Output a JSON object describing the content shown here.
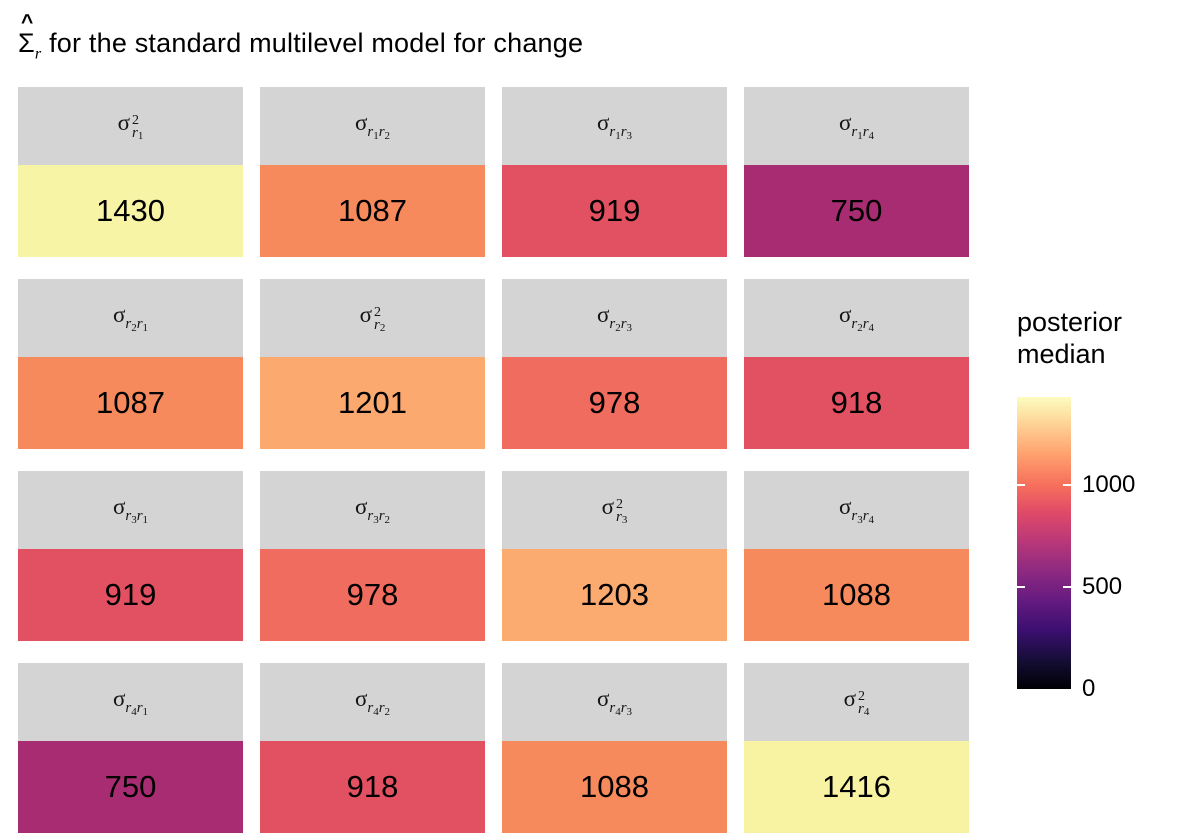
{
  "title": {
    "hat": "^",
    "sigma": "Σ",
    "subscript": "r",
    "rest": " for the standard multilevel model for change"
  },
  "symbols": {
    "sigma": "σ",
    "r": "r",
    "squared": "2"
  },
  "grid": {
    "cells": [
      {
        "type": "variance",
        "i": "1",
        "value": "1430",
        "color": "#f7f5a5"
      },
      {
        "type": "covariance",
        "i": "1",
        "j": "2",
        "value": "1087",
        "color": "#f78a5d"
      },
      {
        "type": "covariance",
        "i": "1",
        "j": "3",
        "value": "919",
        "color": "#e25161"
      },
      {
        "type": "covariance",
        "i": "1",
        "j": "4",
        "value": "750",
        "color": "#a82c72"
      },
      {
        "type": "covariance",
        "i": "2",
        "j": "1",
        "value": "1087",
        "color": "#f78a5d"
      },
      {
        "type": "variance",
        "i": "2",
        "value": "1201",
        "color": "#fba96f"
      },
      {
        "type": "covariance",
        "i": "2",
        "j": "3",
        "value": "978",
        "color": "#ef6c5e"
      },
      {
        "type": "covariance",
        "i": "2",
        "j": "4",
        "value": "918",
        "color": "#e25161"
      },
      {
        "type": "covariance",
        "i": "3",
        "j": "1",
        "value": "919",
        "color": "#e25161"
      },
      {
        "type": "covariance",
        "i": "3",
        "j": "2",
        "value": "978",
        "color": "#ef6c5e"
      },
      {
        "type": "variance",
        "i": "3",
        "value": "1203",
        "color": "#fbaa70"
      },
      {
        "type": "covariance",
        "i": "3",
        "j": "4",
        "value": "1088",
        "color": "#f78a5d"
      },
      {
        "type": "covariance",
        "i": "4",
        "j": "1",
        "value": "750",
        "color": "#a82c72"
      },
      {
        "type": "covariance",
        "i": "4",
        "j": "2",
        "value": "918",
        "color": "#e25161"
      },
      {
        "type": "covariance",
        "i": "4",
        "j": "3",
        "value": "1088",
        "color": "#f78a5d"
      },
      {
        "type": "variance",
        "i": "4",
        "value": "1416",
        "color": "#f8f3a2"
      }
    ],
    "strip_background": "#d4d4d4"
  },
  "legend": {
    "title_line1": "posterior",
    "title_line2": "median",
    "ticks": [
      {
        "label": "1000",
        "pos": 0.699
      },
      {
        "label": "500",
        "pos": 0.35
      },
      {
        "label": "0",
        "pos": 0.0
      }
    ],
    "gradient_stops": [
      "#000004",
      "#150e37",
      "#3b0f70",
      "#641a80",
      "#8c2981",
      "#b73779",
      "#de4968",
      "#f7705c",
      "#fe9f6d",
      "#fecf92",
      "#fcfdbf"
    ]
  },
  "chart_data": {
    "type": "heatmap",
    "title": "Σ̂_r for the standard multilevel model for change",
    "legend_title": "posterior median",
    "colormap": "magma",
    "scale": [
      0,
      1430
    ],
    "legend_ticks": [
      0,
      500,
      1000
    ],
    "facet_labels": [
      [
        "σ²_r1",
        "σ_r1r2",
        "σ_r1r3",
        "σ_r1r4"
      ],
      [
        "σ_r2r1",
        "σ²_r2",
        "σ_r2r3",
        "σ_r2r4"
      ],
      [
        "σ_r3r1",
        "σ_r3r2",
        "σ²_r3",
        "σ_r3r4"
      ],
      [
        "σ_r4r1",
        "σ_r4r2",
        "σ_r4r3",
        "σ²_r4"
      ]
    ],
    "values": [
      [
        1430,
        1087,
        919,
        750
      ],
      [
        1087,
        1201,
        978,
        918
      ],
      [
        919,
        978,
        1203,
        1088
      ],
      [
        750,
        918,
        1088,
        1416
      ]
    ]
  }
}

== == ==

TASK DETAILS:
From the material above, gather all lines that include the string "model" and copy them.

FULL RESPONSE:
    "rest": " for the standard multilevel model for change"
    "title": "Σ̂_r for the standard multilevel model for change",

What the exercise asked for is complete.